Exercise input:
#####

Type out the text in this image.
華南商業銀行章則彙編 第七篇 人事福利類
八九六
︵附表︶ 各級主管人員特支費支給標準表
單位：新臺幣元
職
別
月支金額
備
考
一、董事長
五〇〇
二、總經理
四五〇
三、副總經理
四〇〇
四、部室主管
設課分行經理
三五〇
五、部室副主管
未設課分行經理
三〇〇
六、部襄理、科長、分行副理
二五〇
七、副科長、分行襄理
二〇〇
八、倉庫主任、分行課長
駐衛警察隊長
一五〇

#####

Exercise brief: Write out the records shown above, exactly as they appear.

Response to this task:
Type out the text in this image.
華南商業銀行章則彙編 第七篇 人事福利類
八九六
︵附表︶ 各級主管人員特支費支給標準表
單位：新臺幣元
職
別
月支金額
備
考
一、董事長
五〇〇
二、總經理
四五〇
三、副總經理
四〇〇
四、部室主管
設課分行經理
三五〇
五、部室副主管
未設課分行經理
三〇〇
六、部襄理、科長、分行副理
二五〇
七、副科長、分行襄理
二〇〇
八、倉庫主任、分行課長
駐衛警察隊長
一五〇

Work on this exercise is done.